For each line in the data below that holds "календарных", return a copy.

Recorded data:
****

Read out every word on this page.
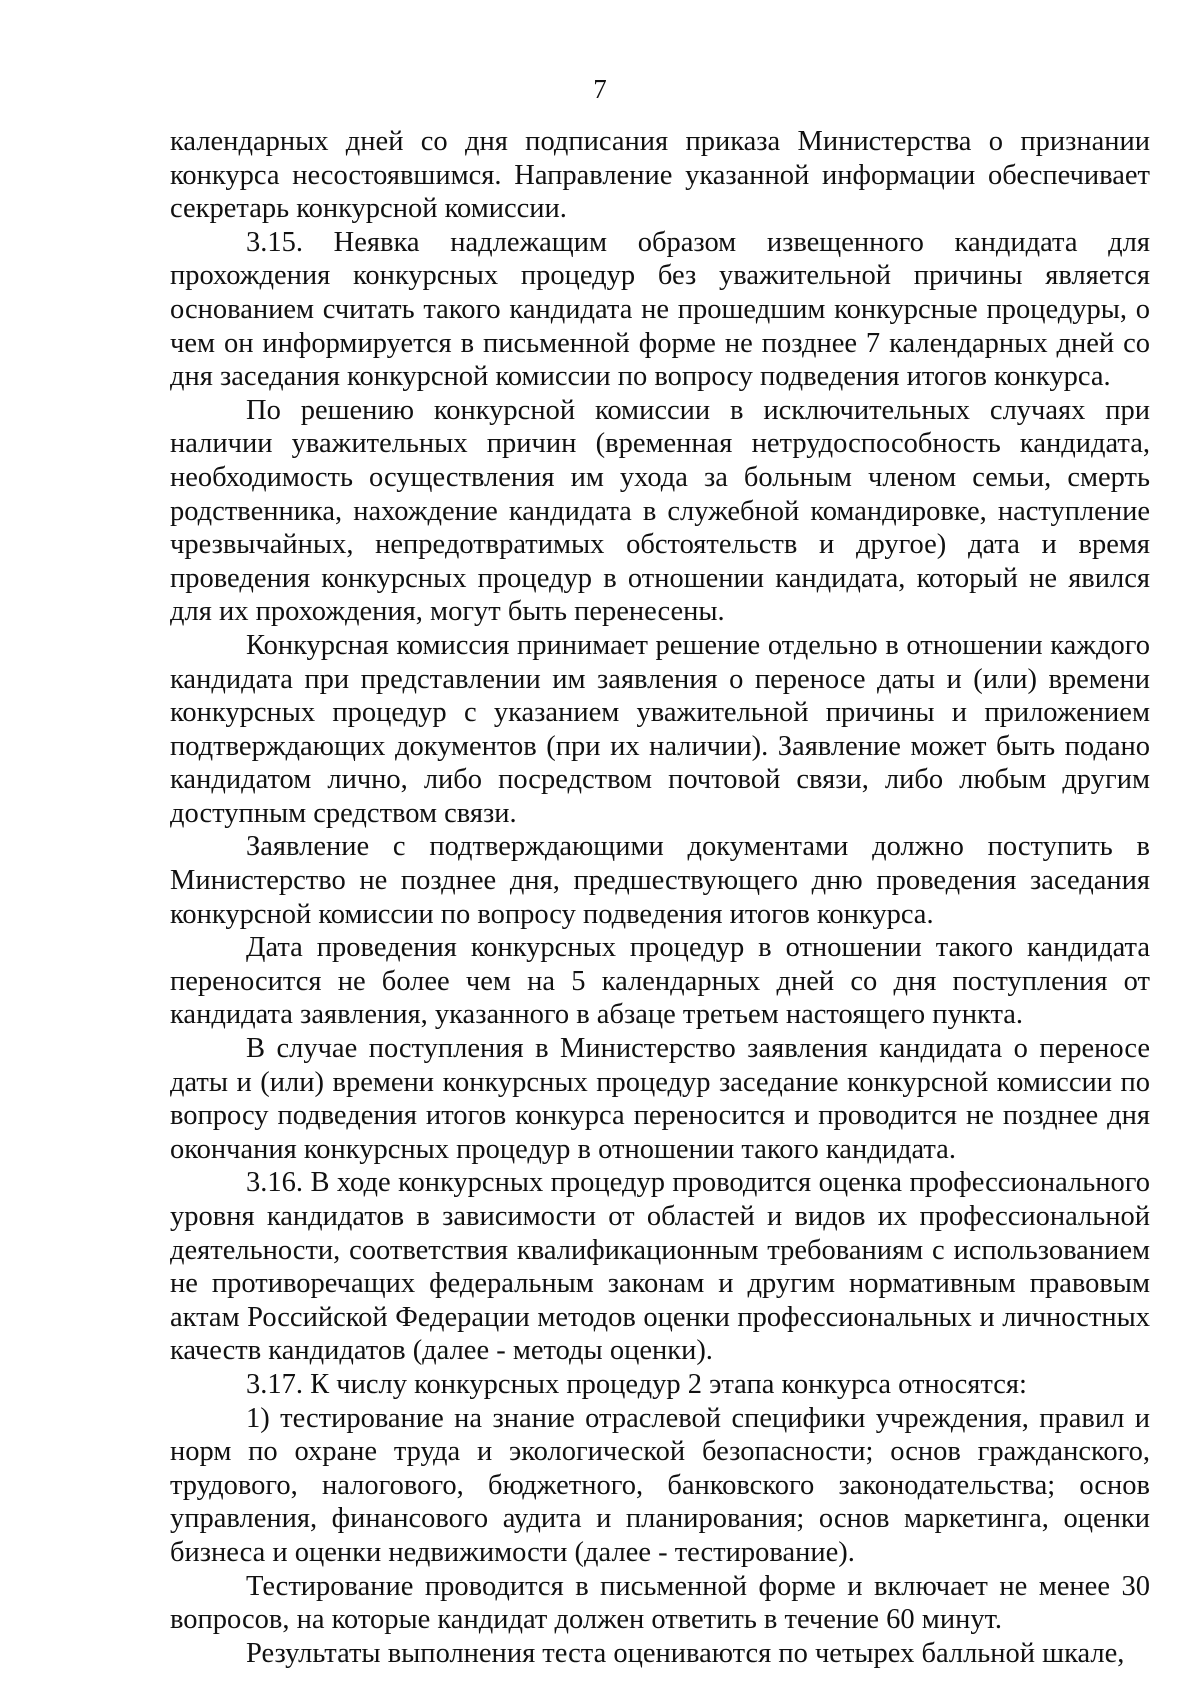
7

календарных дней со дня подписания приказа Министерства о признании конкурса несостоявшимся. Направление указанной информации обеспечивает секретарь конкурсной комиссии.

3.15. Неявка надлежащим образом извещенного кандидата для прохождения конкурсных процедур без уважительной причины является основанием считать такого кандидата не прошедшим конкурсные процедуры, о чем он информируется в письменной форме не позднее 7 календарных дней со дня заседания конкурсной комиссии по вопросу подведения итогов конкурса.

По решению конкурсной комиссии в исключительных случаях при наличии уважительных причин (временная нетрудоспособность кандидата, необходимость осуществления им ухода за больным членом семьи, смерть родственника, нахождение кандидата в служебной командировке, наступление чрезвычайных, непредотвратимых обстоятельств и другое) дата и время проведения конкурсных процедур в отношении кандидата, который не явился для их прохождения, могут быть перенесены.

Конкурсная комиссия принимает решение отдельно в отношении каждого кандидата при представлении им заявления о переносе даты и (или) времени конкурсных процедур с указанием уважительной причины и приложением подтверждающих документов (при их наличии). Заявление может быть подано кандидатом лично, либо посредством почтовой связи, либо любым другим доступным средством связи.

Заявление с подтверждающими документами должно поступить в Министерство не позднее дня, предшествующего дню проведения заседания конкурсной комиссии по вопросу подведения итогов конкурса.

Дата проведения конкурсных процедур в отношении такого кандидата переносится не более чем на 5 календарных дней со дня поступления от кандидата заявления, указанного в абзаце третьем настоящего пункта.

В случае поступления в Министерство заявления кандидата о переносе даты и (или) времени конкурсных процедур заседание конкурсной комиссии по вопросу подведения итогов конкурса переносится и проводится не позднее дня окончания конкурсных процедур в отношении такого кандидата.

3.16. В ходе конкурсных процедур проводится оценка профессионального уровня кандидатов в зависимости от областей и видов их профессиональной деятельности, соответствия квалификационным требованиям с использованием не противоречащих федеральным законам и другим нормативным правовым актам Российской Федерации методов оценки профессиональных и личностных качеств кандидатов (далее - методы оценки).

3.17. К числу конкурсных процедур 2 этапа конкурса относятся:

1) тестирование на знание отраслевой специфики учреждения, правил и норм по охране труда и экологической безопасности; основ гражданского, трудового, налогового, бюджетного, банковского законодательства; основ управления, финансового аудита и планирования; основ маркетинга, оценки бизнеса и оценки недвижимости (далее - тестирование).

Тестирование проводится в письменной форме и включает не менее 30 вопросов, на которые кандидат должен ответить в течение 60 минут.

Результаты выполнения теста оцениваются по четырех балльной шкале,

****

> **ANSWER TO THIS EXERCISE**
календарных дней со дня подписания приказа Министерства о признании конкурса несостоявшимся. Направление указанной информации обеспечивает секретарь конкурсной комиссии.
3.15. Неявка надлежащим образом извещенного кандидата для прохождения конкурсных процедур без уважительной причины является основанием считать такого кандидата не прошедшим конкурсные процедуры, о чем он информируется в письменной форме не позднее 7 календарных дней со дня заседания конкурсной комиссии по вопросу подведения итогов конкурса.
Дата проведения конкурсных процедур в отношении такого кандидата переносится не более чем на 5 календарных дней со дня поступления от кандидата заявления, указанного в абзаце третьем настоящего пункта.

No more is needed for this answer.